Saved entries:

☆ ☆ ☆

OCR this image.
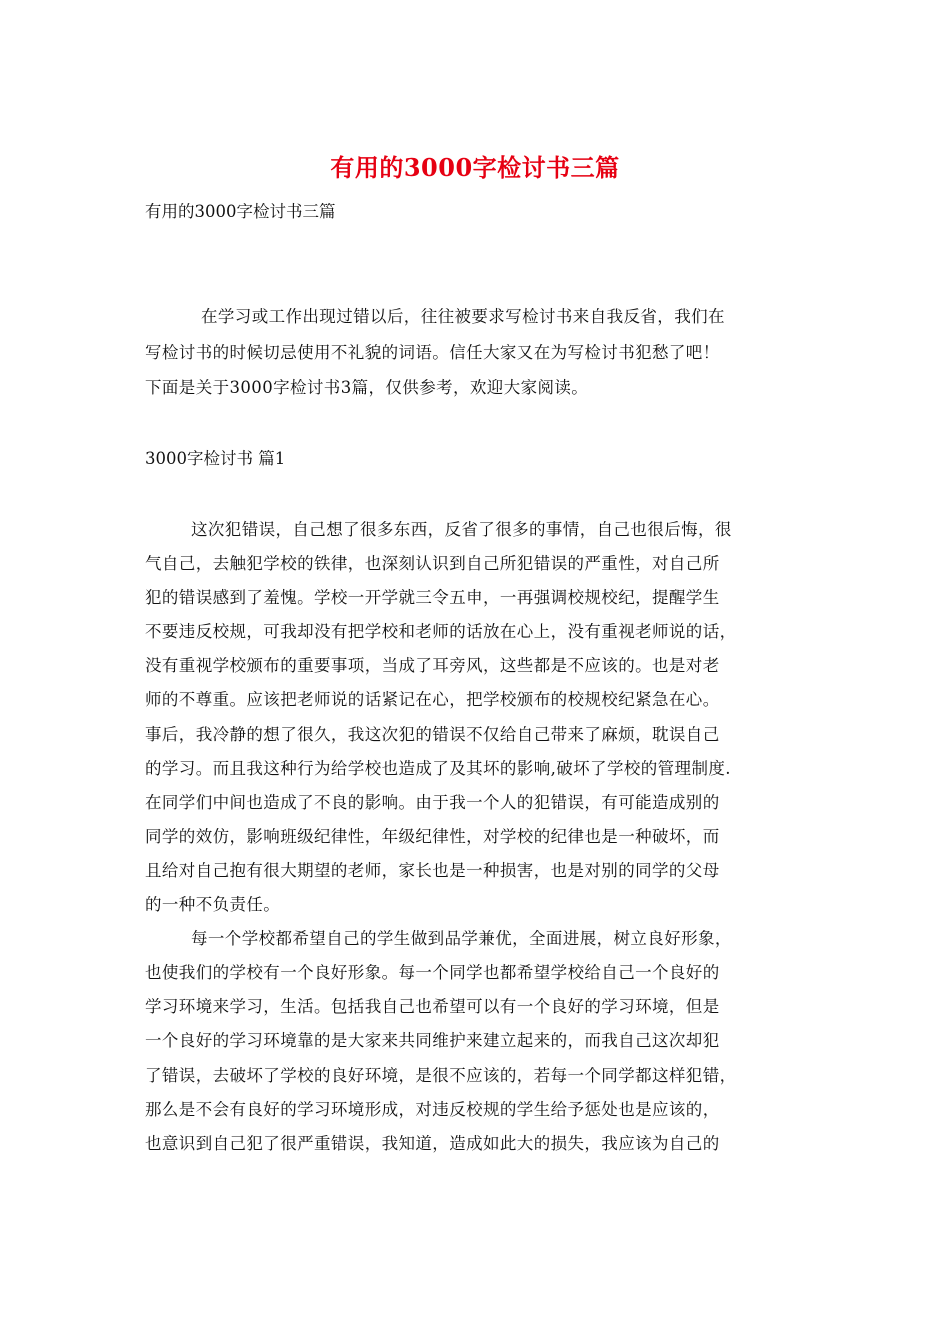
有用的3000字检讨书三篇
有用的3000字检讨书三篇
在学习或工作出现过错以后，往往被要求写检讨书来自我反省，我们在
写检讨书的时候切忌使用不礼貌的词语。信任大家又在为写检讨书犯愁了吧！
下面是关于3000字检讨书3篇，仅供参考，欢迎大家阅读。
3000字检讨书 篇1
这次犯错误，自己想了很多东西，反省了很多的事情，自己也很后悔，很
气自己，去触犯学校的铁律，也深刻认识到自己所犯错误的严重性，对自己所
犯的错误感到了羞愧。学校一开学就三令五申，一再强调校规校纪，提醒学生
不要违反校规，可我却没有把学校和老师的话放在心上，没有重视老师说的话，
没有重视学校颁布的重要事项，当成了耳旁风，这些都是不应该的。也是对老
师的不尊重。应该把老师说的话紧记在心，把学校颁布的校规校纪紧急在心。
事后，我冷静的想了很久，我这次犯的错误不仅给自己带来了麻烦，耽误自己
的学习。而且我这种行为给学校也造成了及其坏的影响,破坏了学校的管理制度.
在同学们中间也造成了不良的影响。由于我一个人的犯错误，有可能造成别的
同学的效仿，影响班级纪律性，年级纪律性，对学校的纪律也是一种破坏，而
且给对自己抱有很大期望的老师，家长也是一种损害，也是对别的同学的父母
的一种不负责任。
每一个学校都希望自己的学生做到品学兼优，全面进展，树立良好形象，
也使我们的学校有一个良好形象。每一个同学也都希望学校给自己一个良好的
学习环境来学习，生活。包括我自己也希望可以有一个良好的学习环境，但是
一个良好的学习环境靠的是大家来共同维护来建立起来的，而我自己这次却犯
了错误，去破坏了学校的良好环境，是很不应该的，若每一个同学都这样犯错，
那么是不会有良好的学习环境形成，对违反校规的学生给予惩处也是应该的，
也意识到自己犯了很严重错误，我知道，造成如此大的损失，我应该为自己的
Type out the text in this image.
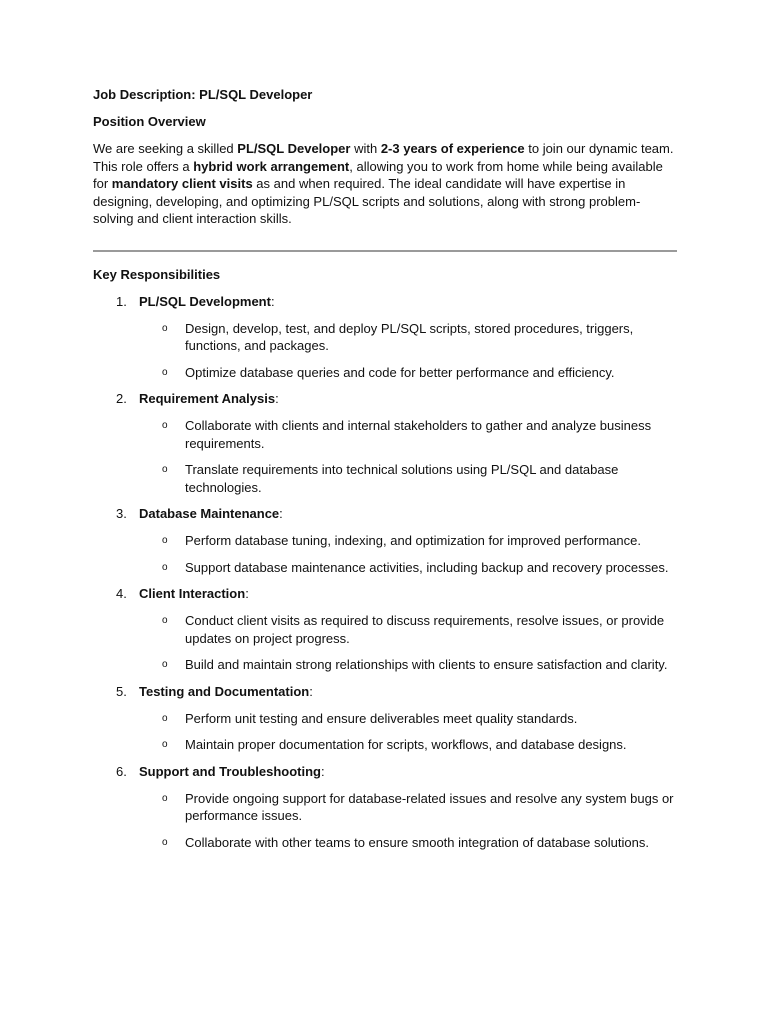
Job Description: PL/SQL Developer
Position Overview

We are seeking a skilled PL/SQL Developer with 2-3 years of experience to join our dynamic team. This role offers a hybrid work arrangement, allowing you to work from home while being available for mandatory client visits as and when required. The ideal candidate will have expertise in designing, developing, and optimizing PL/SQL scripts and solutions, along with strong problem-solving and client interaction skills.

Key Responsibilities
1. PL/SQL Development:
o Design, develop, test, and deploy PL/SQL scripts, stored procedures, triggers, functions, and packages.
o Optimize database queries and code for better performance and efficiency.
2. Requirement Analysis:
o Collaborate with clients and internal stakeholders to gather and analyze business requirements.
o Translate requirements into technical solutions using PL/SQL and database technologies.
3. Database Maintenance:
o Perform database tuning, indexing, and optimization for improved performance.
o Support database maintenance activities, including backup and recovery processes.
4. Client Interaction:
o Conduct client visits as required to discuss requirements, resolve issues, or provide updates on project progress.
o Build and maintain strong relationships with clients to ensure satisfaction and clarity.
5. Testing and Documentation:
o Perform unit testing and ensure deliverables meet quality standards.
o Maintain proper documentation for scripts, workflows, and database designs.
6. Support and Troubleshooting:
o Provide ongoing support for database-related issues and resolve any system bugs or performance issues.
o Collaborate with other teams to ensure smooth integration of database solutions.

☆ ☆ ☆

PROBLEM => Repeat each entry precisely as it appears. Leave the pictures out.

THE COMPLETED TASK =>
OCR this image.
有用的3000字检讨书三篇
有用的3000字检讨书三篇
在学习或工作出现过错以后，往往被要求写检讨书来自我反省，我们在
写检讨书的时候切忌使用不礼貌的词语。信任大家又在为写检讨书犯愁了吧！
下面是关于3000字检讨书3篇，仅供参考，欢迎大家阅读。
3000字检讨书 篇1
这次犯错误，自己想了很多东西，反省了很多的事情，自己也很后悔，很
气自己，去触犯学校的铁律，也深刻认识到自己所犯错误的严重性，对自己所
犯的错误感到了羞愧。学校一开学就三令五申，一再强调校规校纪，提醒学生
不要违反校规，可我却没有把学校和老师的话放在心上，没有重视老师说的话，
没有重视学校颁布的重要事项，当成了耳旁风，这些都是不应该的。也是对老
师的不尊重。应该把老师说的话紧记在心，把学校颁布的校规校纪紧急在心。
事后，我冷静的想了很久，我这次犯的错误不仅给自己带来了麻烦，耽误自己
的学习。而且我这种行为给学校也造成了及其坏的影响,破坏了学校的管理制度.
在同学们中间也造成了不良的影响。由于我一个人的犯错误，有可能造成别的
同学的效仿，影响班级纪律性，年级纪律性，对学校的纪律也是一种破坏，而
且给对自己抱有很大期望的老师，家长也是一种损害，也是对别的同学的父母
的一种不负责任。
每一个学校都希望自己的学生做到品学兼优，全面进展，树立良好形象，
也使我们的学校有一个良好形象。每一个同学也都希望学校给自己一个良好的
学习环境来学习，生活。包括我自己也希望可以有一个良好的学习环境，但是
一个良好的学习环境靠的是大家来共同维护来建立起来的，而我自己这次却犯
了错误，去破坏了学校的良好环境，是很不应该的，若每一个同学都这样犯错，
那么是不会有良好的学习环境形成，对违反校规的学生给予惩处也是应该的，
也意识到自己犯了很严重错误，我知道，造成如此大的损失，我应该为自己的
Type out the text in this image.
Job Description: PL/SQL Developer
Position Overview

We are seeking a skilled PL/SQL Developer with 2-3 years of experience to join our dynamic team. This role offers a hybrid work arrangement, allowing you to work from home while being available for mandatory client visits as and when required. The ideal candidate will have expertise in designing, developing, and optimizing PL/SQL scripts and solutions, along with strong problem-solving and client interaction skills.

Key Responsibilities
1. PL/SQL Development:
o Design, develop, test, and deploy PL/SQL scripts, stored procedures, triggers, functions, and packages.
o Optimize database queries and code for better performance and efficiency.
2. Requirement Analysis:
o Collaborate with clients and internal stakeholders to gather and analyze business requirements.
o Translate requirements into technical solutions using PL/SQL and database technologies.
3. Database Maintenance:
o Perform database tuning, indexing, and optimization for improved performance.
o Support database maintenance activities, including backup and recovery processes.
4. Client Interaction:
o Conduct client visits as required to discuss requirements, resolve issues, or provide updates on project progress.
o Build and maintain strong relationships with clients to ensure satisfaction and clarity.
5. Testing and Documentation:
o Perform unit testing and ensure deliverables meet quality standards.
o Maintain proper documentation for scripts, workflows, and database designs.
6. Support and Troubleshooting:
o Provide ongoing support for database-related issues and resolve any system bugs or performance issues.
o Collaborate with other teams to ensure smooth integration of database solutions.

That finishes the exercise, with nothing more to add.